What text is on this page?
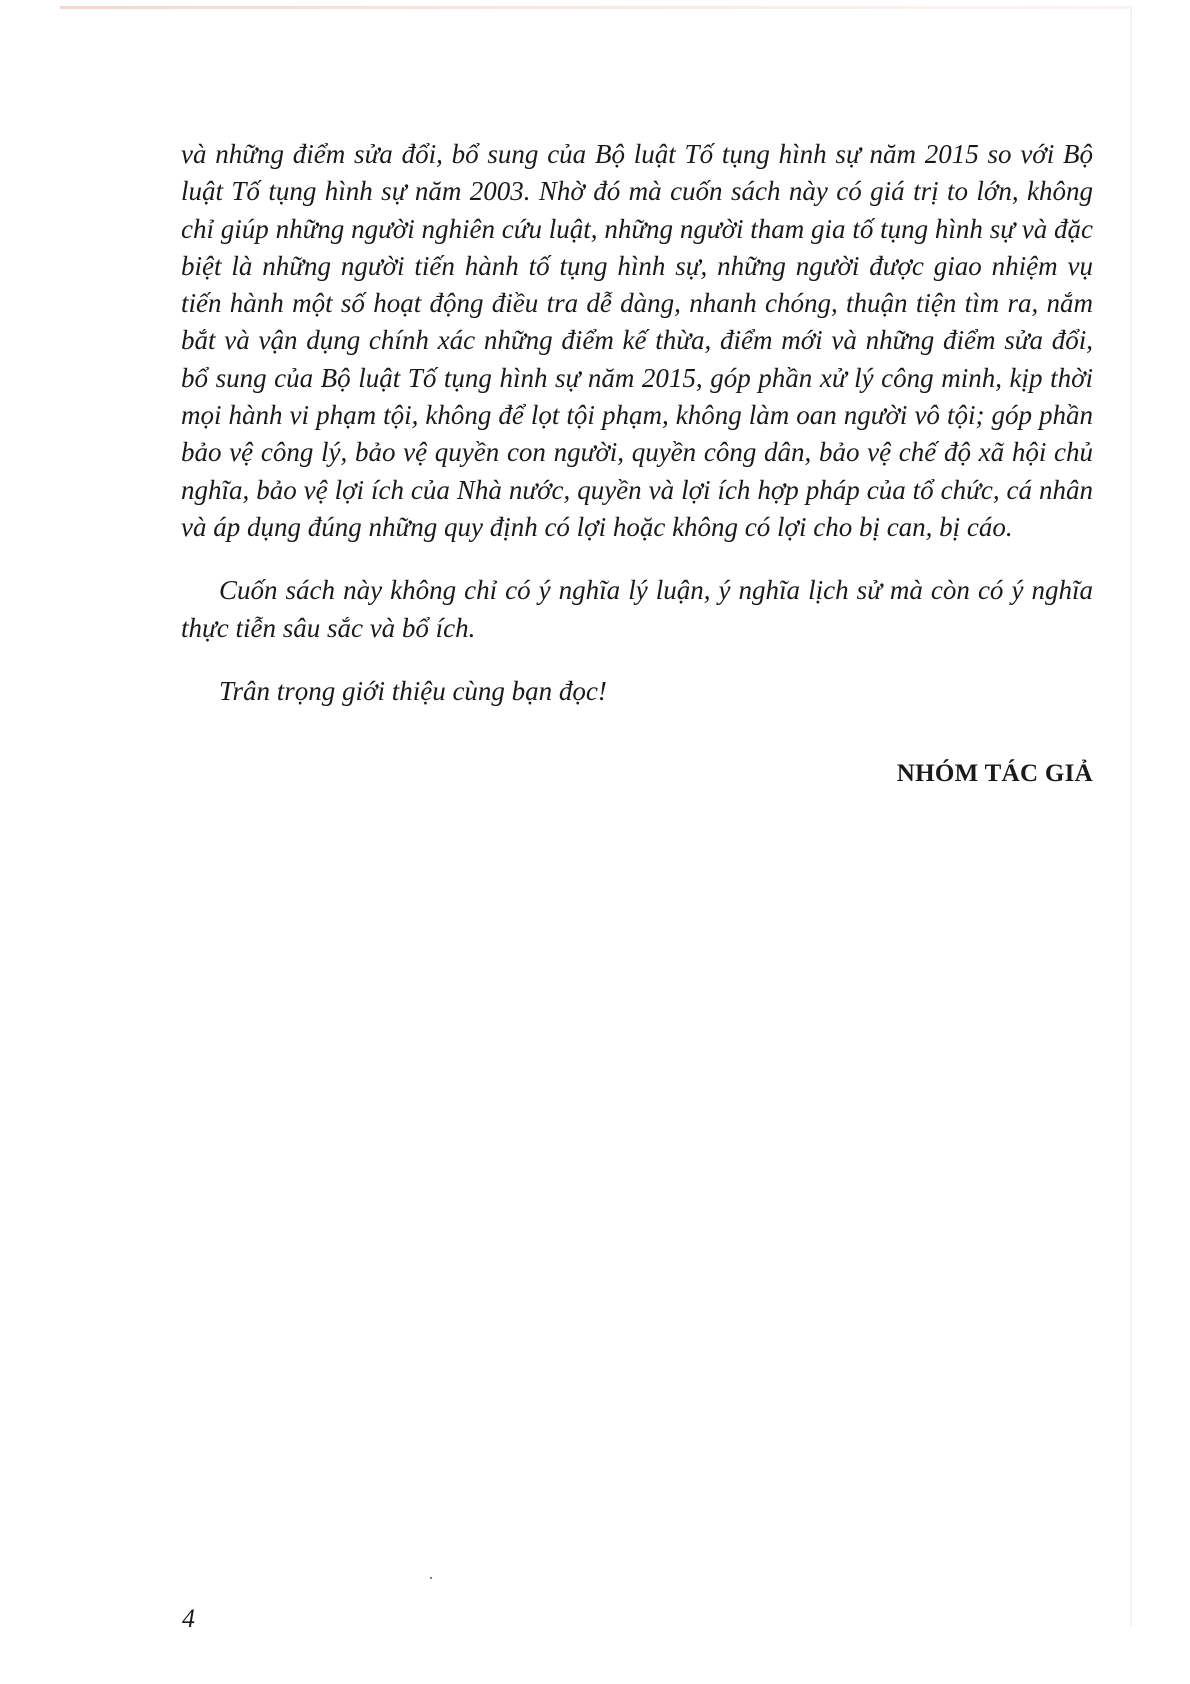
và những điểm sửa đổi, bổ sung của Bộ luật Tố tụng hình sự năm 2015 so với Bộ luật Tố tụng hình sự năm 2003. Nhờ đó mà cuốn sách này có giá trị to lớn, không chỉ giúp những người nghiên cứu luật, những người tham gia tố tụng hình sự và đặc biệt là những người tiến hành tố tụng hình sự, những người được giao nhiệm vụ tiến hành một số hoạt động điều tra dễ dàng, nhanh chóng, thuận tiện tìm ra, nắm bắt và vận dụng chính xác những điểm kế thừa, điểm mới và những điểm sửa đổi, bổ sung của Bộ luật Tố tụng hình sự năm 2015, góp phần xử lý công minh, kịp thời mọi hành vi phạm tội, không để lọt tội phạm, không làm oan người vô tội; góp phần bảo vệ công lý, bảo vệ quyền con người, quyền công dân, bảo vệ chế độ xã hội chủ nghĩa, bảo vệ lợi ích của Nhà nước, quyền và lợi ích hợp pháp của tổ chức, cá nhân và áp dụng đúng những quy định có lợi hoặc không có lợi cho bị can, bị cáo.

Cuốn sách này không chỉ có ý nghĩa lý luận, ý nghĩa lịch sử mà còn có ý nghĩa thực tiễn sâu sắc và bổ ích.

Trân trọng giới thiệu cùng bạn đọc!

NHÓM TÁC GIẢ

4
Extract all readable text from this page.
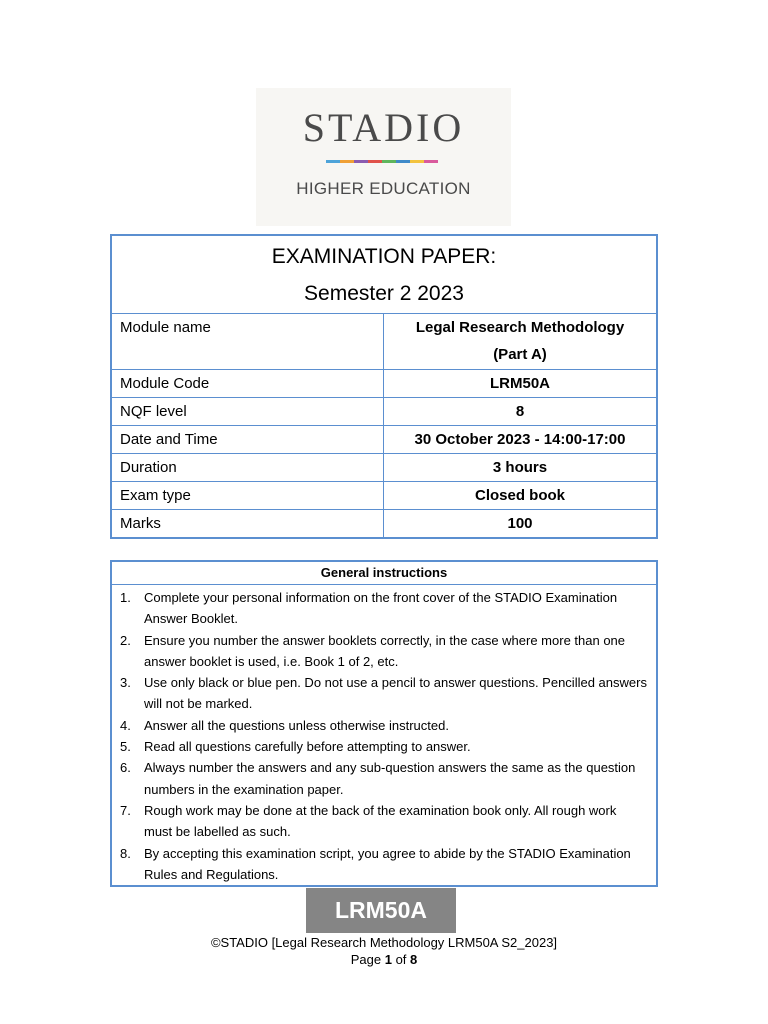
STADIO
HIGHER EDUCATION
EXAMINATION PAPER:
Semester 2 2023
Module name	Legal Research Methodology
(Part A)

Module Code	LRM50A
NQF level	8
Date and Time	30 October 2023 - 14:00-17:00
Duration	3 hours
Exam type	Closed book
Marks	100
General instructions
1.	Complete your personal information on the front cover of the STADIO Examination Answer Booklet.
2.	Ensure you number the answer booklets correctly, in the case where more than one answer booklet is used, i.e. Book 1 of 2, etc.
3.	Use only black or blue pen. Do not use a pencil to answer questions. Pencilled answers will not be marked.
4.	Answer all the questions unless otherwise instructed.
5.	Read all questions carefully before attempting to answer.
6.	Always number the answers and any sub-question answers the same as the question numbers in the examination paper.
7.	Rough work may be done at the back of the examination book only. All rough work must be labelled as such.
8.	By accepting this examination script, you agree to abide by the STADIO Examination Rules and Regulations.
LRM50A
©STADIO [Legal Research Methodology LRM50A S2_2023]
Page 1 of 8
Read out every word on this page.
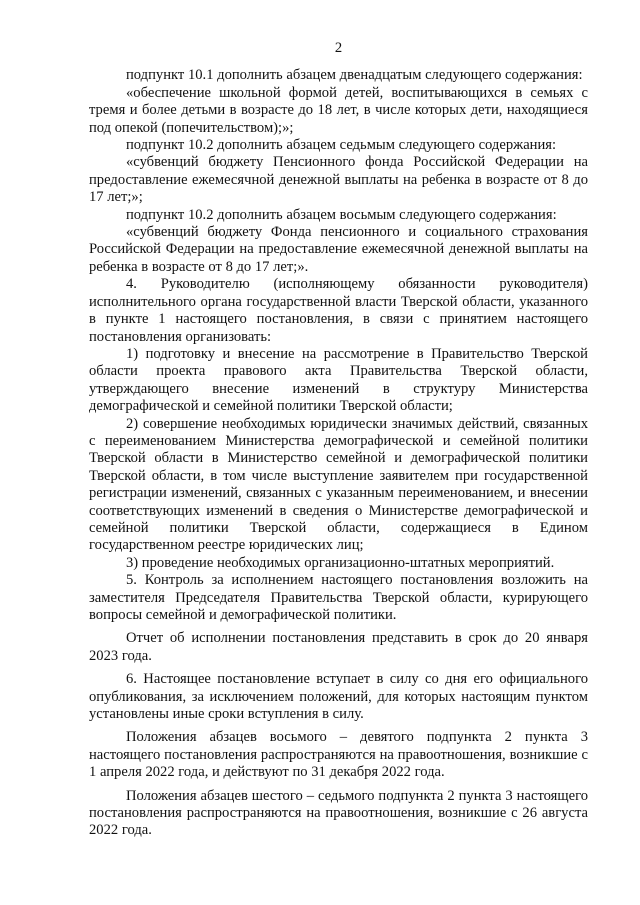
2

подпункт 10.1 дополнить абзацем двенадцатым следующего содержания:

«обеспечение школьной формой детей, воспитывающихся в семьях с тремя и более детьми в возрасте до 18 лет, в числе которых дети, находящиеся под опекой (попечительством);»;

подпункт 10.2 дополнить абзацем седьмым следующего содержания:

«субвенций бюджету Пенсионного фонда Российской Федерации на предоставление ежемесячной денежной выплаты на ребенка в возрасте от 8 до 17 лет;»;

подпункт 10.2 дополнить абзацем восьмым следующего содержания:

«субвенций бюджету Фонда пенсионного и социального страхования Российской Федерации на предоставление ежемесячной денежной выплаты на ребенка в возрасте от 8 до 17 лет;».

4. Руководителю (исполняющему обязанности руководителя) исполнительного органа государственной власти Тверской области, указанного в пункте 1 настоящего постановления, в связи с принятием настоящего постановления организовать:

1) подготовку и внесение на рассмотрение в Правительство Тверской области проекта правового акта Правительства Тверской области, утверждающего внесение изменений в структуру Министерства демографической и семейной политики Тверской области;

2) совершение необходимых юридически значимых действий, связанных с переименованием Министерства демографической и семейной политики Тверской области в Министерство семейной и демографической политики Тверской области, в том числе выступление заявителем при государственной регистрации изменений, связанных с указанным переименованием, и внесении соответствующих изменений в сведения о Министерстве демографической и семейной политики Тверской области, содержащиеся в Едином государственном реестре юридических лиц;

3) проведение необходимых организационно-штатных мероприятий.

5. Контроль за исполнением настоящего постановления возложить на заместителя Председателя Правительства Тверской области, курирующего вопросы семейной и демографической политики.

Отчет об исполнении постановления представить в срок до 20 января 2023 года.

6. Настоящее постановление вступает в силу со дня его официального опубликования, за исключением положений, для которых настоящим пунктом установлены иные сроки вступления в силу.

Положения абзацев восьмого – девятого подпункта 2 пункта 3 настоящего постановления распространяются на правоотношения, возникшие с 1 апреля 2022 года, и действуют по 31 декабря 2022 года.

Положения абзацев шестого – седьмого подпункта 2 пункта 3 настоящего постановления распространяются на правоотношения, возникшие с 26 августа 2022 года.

* * *

Locate the word "распространяются" in the records and collect each line it appears in.

- [EXPECTED ANSWER]:
Положения абзацев восьмого – девятого подпункта 2 пункта 3 настоящего постановления распространяются на правоотношения, возникшие с 1 апреля 2022 года, и действуют по 31 декабря 2022 года.
Положения абзацев шестого – седьмого подпункта 2 пункта 3 настоящего постановления распространяются на правоотношения, возникшие с 26 августа 2022 года.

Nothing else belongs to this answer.